* START *

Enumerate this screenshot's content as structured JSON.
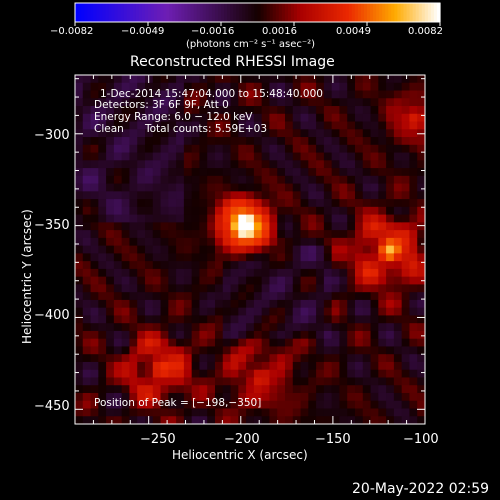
{
  "chart_data": {
    "type": "heatmap",
    "title": "Reconstructed RHESSI Image",
    "xlabel": "Heliocentric X (arcsec)",
    "ylabel": "Heliocentric Y (arcsec)",
    "xlim": [
      -290,
      -100
    ],
    "ylim": [
      -458,
      -268
    ],
    "x_ticks": [
      -250,
      -200,
      -150,
      -100
    ],
    "x_tick_labels": [
      "−250",
      "−200",
      "−150",
      "−100"
    ],
    "y_ticks": [
      -300,
      -350,
      -400,
      -450
    ],
    "y_tick_labels": [
      "−300",
      "−350",
      "−400",
      "−450"
    ],
    "colorbar": {
      "range": [
        -0.0082,
        0.0082
      ],
      "tick_labels": [
        "−0.0082",
        "−0.0049",
        "−0.0016",
        "0.0016",
        "0.0049",
        "0.0082"
      ],
      "units": "(photons cm⁻² s⁻¹ asec⁻²)",
      "colormap": "rhessi-blue-purple-red-yellow-white"
    },
    "annotations": {
      "time_range": "1-Dec-2014 15:47:04.000 to 15:48:40.000",
      "detectors": "Detectors: 3F 6F 9F, Att 0",
      "energy_range": "Energy Range: 6.0 − 12.0 keV",
      "clean_label": "Clean",
      "total_counts": "Total counts: 5.59E+03",
      "peak_position": "Position of Peak = [−198,−350]"
    },
    "peak_x": -198,
    "peak_y": -350,
    "date_stamp": "20-May-2022 02:59"
  },
  "colors": {
    "background": "#000000",
    "foreground": "#ffffff"
  }
}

* END *

» **Task to complete**:
Each record above should come back exactly the same, only without its pictures.

» **Right answer**:
Enumerate this screenshot's content as structured JSON.
{
  "chart_data": {
    "type": "heatmap",
    "title": "Reconstructed RHESSI Image",
    "xlabel": "Heliocentric X (arcsec)",
    "ylabel": "Heliocentric Y (arcsec)",
    "xlim": [
      -290,
      -100
    ],
    "ylim": [
      -458,
      -268
    ],
    "x_ticks": [
      -250,
      -200,
      -150,
      -100
    ],
    "x_tick_labels": [
      "−250",
      "−200",
      "−150",
      "−100"
    ],
    "y_ticks": [
      -300,
      -350,
      -400,
      -450
    ],
    "y_tick_labels": [
      "−300",
      "−350",
      "−400",
      "−450"
    ],
    "colorbar": {
      "range": [
        -0.0082,
        0.0082
      ],
      "tick_labels": [
        "−0.0082",
        "−0.0049",
        "−0.0016",
        "0.0016",
        "0.0049",
        "0.0082"
      ],
      "units": "(photons cm⁻² s⁻¹ asec⁻²)",
      "colormap": "rhessi-blue-purple-red-yellow-white"
    },
    "annotations": {
      "time_range": "1-Dec-2014 15:47:04.000 to 15:48:40.000",
      "detectors": "Detectors: 3F 6F 9F, Att 0",
      "energy_range": "Energy Range: 6.0 − 12.0 keV",
      "clean_label": "Clean",
      "total_counts": "Total counts: 5.59E+03",
      "peak_position": "Position of Peak = [−198,−350]"
    },
    "peak_x": -198,
    "peak_y": -350,
    "date_stamp": "20-May-2022 02:59"
  },
  "colors": {
    "background": "#000000",
    "foreground": "#ffffff"
  }
}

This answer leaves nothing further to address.